— START OF TEXT BLOCK —

Peter Hadsley-Chaplin

executive
#18

Fine. So let's just move to -- this is a little bit of more of the same -- a couple of more questions. We have been making modest share buybacks for some time, is the extent of buyback hampered by the illiquidity of shares, would a tender offer results and a buyback of shares and greater debt if this is our ultimate goal. And there's another question, I won't read it out, but it's also similarly about whether we might step up our level of share buybacks. I might perhaps attempt this one, my colleagues might want to add anything to it. But -- essentially, we have a certain amount of capital that we can deploy, and that is used towards certainly shareholder returns, whether by way of dividends, share buybacks and of course, general capital spending. We still have significant CapEx in terms of ongoing capital expenditure commitments, although we've now completed our 6 mills. We have commitments regarding the areas which need to be improved on those plantations we recently acquired. And indeed, we continue to plant more on our existing areas and we remain open to the prospect of acquiring more hectares. And we so like to keep our powder dry with some cash. So I mean some shareholders believe we should be stepping up our share buybacks. Others aren't so keen on it. We tend to, I think, just quietly nibbling away at it bit by bit if we can buyback even 1% per year, then over time, that is not insignificant in terms of its impact on EPS. There are no current plans to make a larger share buyback by way of tender or any other means, but we wouldn't just count that in the future. We do certainly agree that our shares are undervalued at these levels, but we also want to expand. So there are different balls that we need to juggle. In terms of the -- what we're permitted to do, we are permitted under the market abuse regulations, MAR to buyback no more than 25% of the average daily volume traded over the last 20 days, but we could apply the dispensation of that, but as things currently stand, we operate within those MAR guidelines. Anything else to add? Let us move on. Matthew, is the industry winning the narrative regarding the important role that palm oil plays versus alternatives.

— END OF TEXT BLOCK —

WORK INSTRUCTIONS:
a) From the buyback transcript, render this sentence in Spanish: "We do certainly agree that our shares are undervalued at these levels, but we also want to expand."
b) Summarize the buyback transcript in two sentences.
c) Pick up the buyback transcript after its final sentence and write the next part of the discussion.
The data after the buyback transcript has no role in any of this.

— START OF INFORMATION PROVIDED —

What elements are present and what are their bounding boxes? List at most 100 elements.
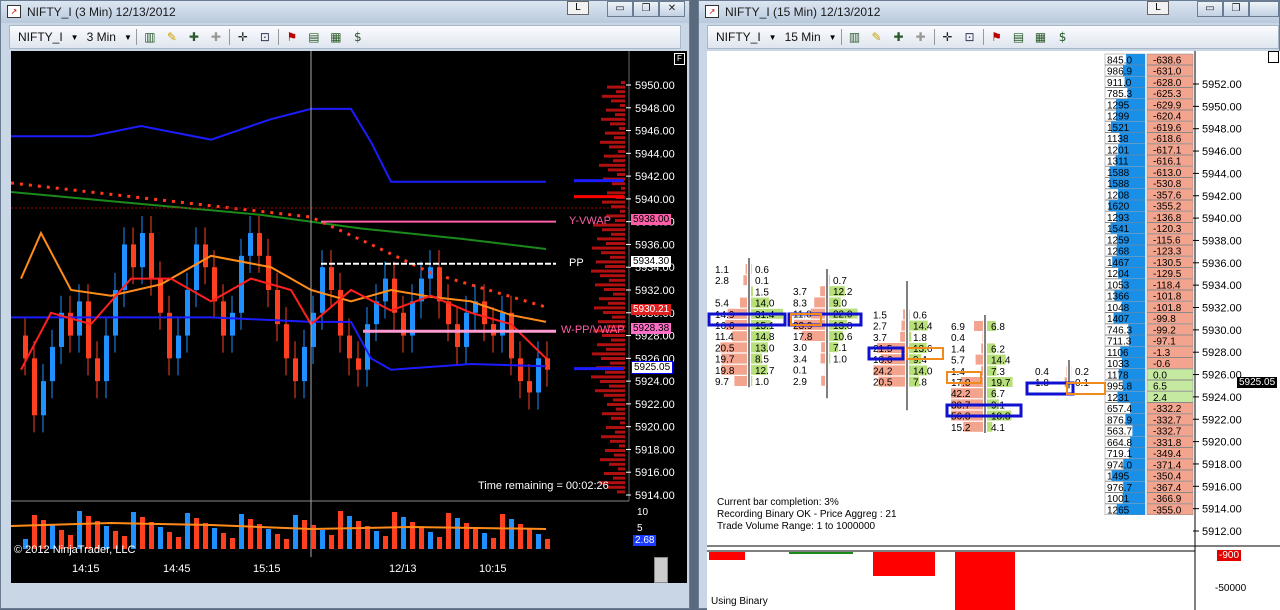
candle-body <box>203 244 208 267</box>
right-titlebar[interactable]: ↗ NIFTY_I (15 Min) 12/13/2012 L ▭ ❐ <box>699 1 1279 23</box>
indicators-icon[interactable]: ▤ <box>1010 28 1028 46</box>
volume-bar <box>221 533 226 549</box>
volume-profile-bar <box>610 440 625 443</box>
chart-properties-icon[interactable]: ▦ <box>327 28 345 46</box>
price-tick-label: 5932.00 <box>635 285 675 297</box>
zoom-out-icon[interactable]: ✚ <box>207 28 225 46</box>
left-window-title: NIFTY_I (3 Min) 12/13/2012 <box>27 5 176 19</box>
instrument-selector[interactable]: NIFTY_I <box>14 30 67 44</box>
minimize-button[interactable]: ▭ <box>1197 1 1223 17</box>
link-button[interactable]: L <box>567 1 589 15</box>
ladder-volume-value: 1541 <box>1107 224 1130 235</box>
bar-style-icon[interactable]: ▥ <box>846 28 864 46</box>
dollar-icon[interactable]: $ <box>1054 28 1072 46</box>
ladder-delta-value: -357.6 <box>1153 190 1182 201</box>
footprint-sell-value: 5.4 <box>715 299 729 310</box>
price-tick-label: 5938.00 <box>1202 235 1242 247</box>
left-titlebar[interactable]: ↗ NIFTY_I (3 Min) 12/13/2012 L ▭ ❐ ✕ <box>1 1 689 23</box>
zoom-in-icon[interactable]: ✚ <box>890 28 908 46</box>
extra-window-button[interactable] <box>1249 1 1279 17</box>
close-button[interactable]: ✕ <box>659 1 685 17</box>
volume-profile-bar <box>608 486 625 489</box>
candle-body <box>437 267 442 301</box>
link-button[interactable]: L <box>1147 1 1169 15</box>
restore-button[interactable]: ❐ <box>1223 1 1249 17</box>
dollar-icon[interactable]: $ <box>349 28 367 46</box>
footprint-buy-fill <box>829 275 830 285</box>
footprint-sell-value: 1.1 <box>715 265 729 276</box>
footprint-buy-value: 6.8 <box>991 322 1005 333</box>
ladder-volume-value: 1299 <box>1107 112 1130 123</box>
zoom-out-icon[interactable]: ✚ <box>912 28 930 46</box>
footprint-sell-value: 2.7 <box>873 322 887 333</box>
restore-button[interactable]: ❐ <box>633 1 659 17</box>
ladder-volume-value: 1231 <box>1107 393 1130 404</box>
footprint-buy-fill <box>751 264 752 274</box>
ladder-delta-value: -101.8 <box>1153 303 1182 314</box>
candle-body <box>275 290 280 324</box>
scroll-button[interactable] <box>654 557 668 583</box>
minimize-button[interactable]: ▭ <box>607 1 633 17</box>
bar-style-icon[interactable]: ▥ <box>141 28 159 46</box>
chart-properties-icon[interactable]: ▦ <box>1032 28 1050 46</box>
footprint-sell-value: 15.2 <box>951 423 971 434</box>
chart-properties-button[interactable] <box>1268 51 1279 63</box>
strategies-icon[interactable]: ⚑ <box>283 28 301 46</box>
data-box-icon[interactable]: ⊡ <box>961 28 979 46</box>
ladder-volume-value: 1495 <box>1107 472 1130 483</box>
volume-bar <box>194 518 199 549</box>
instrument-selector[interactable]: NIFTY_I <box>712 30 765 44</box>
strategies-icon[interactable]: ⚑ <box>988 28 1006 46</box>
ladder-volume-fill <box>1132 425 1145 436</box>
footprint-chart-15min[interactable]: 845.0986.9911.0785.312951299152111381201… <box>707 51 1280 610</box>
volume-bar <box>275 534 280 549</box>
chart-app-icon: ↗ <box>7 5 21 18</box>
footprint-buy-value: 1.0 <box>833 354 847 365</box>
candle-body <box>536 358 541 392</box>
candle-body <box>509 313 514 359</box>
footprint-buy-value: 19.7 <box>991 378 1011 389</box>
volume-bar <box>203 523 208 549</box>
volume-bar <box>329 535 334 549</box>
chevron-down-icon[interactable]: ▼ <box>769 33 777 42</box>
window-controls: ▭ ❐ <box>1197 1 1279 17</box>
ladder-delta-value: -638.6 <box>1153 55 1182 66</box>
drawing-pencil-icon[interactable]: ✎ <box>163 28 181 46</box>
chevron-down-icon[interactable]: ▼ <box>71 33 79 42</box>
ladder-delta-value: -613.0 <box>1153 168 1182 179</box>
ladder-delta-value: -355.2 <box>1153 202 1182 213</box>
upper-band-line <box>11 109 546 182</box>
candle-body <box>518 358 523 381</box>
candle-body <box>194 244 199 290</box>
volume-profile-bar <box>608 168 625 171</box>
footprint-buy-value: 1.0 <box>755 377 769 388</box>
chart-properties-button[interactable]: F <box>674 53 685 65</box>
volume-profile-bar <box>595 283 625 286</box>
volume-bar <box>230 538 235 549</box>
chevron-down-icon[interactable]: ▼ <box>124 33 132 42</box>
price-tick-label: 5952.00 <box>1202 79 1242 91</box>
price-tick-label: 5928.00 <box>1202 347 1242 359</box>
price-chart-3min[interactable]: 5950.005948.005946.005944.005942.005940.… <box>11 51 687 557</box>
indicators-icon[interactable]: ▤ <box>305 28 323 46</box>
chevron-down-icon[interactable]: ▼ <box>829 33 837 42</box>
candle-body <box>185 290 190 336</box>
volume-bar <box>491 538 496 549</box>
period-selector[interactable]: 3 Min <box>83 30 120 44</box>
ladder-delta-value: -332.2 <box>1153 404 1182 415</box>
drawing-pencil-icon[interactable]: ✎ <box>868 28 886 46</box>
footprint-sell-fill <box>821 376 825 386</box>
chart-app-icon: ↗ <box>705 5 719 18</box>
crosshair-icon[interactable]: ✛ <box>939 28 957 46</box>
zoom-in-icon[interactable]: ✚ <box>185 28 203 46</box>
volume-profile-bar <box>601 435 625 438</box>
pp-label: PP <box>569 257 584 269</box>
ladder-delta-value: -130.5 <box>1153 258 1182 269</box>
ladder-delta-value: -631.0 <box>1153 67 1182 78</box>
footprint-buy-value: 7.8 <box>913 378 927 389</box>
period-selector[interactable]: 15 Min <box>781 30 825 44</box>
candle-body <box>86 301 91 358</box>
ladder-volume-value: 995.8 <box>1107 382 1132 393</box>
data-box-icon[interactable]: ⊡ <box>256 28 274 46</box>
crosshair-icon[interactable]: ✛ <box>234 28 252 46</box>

— END OF INFORMATION PROVIDED —
— START OF INFORMATION PROVIDED —

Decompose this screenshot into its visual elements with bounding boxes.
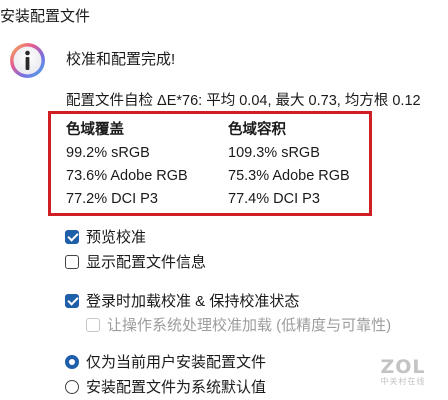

— END OF INFORMATION PROVIDED —

ANSWERS FOR THIS EXERCISE:
a) Sin duda coincidimos en que nuestras acciones están infravaloradas a estos niveles, pero también queremos expandirnos.

b) Available capital goes to dividends, share buybacks and general capital spending, while ongoing CapEx commitments, further planting, a possible purchase of more hectares and a wish to keep some cash leave the company quietly buying back shares bit by bit. There are no current plans for a larger buyback by tender or other means, and buybacks stay within the MAR limit of 25% of the average daily volume traded over the last 20 days.

c)
Matthew Coulson

executive
#19

Whether you could say winning the narrative, I'm not entirely sure, but I think the message is finding some more traction, should we say, within a number of channels. So I think that we would like -- we actually have had a keen ear for these things inevitably, but I think there was a sense that people are becoming more aware of the arguments and don't see things in quite such a white way if you like. So our view is that as the whole kind of ESG sustainability question becomes at the heart and center of so many things within public discourse that people are actually becoming a little bit more interested in exploring arguments rather than seeing things in such a binary way. And as a result of that, then actually, people will be a little bit more able to be interested and willing to engage in a discussion and therefore, see that sustainably produced palm oil absolutely has a part to play within [indiscernible] within vegetable oil market in the world.

Peter Hadsley-Chaplin

executive
#20

Thank you. This also brings in the question of share buybacks, but it also mentions the latest -- could you kindly advise the latest NAV estimate, which is based on an independent valuation. And this question highlights, there's a vast difference between the share price and the NAV. Luke, do you want to comment on that NAV estimate?

Luke Shaw

executive
#21

Yes, yes. So again, we -- every year, we do publish at the back of our annual report, Page 100, a view on that sort of NAV value. And this year, it was GBP 14.59, that's actually down from last year's GBP 14.98, but a large -- in fact, most of that downward pressure and movement is actually in relation to exchange rate variances, converting the dollar assets back into pounds. As per the previous question, we saw a bit of strengthening in that sterling towards the end of the year that effectively resulted in a lower value in sterling of those assets, but still a big gap to -- as we've touched on the share price that we are currently seeing.

Peter Hadsley-Chaplin

executive
#22

Matthew, please could you expand on any further operational improvements you're looking at implementing in the near term?

Matthew Coulson

executive
#23

Yes, absolutely. And I think what I would highlight there, in particular, is the work that we're doing on the areas that we acquired during the course of 2023 and then bringing in 10,000 hectares to the group, as we say, is a 20% increase in our planted hectarage. And what we've done, of course, is we've focused very, very significantly on ensuring that we then transplant in some of our experienced leaders and our experienced management team into those areas to make sure that we can then bring in some of those group practices to the areas that we've acquired and work very hard to bring the quality and the deals and the output and the benefits of all the things that our teams do from our existing areas to the areas that we acquired. And that's one of the main reasons we were very, very keen to acquire them is to grab hold of the opportunity to add value to those areas that we brought into the group. So that's one of the areas of absolute priority over the course of the next year, 18 months to improve the outputs that we're getting from the areas that we brought into the group.

Peter Hadsley-Chaplin

executive
#24

And perhaps, Matthew again, what is your assessment as to the likely effects of the climate change on production and palm oil pricing over the next decade?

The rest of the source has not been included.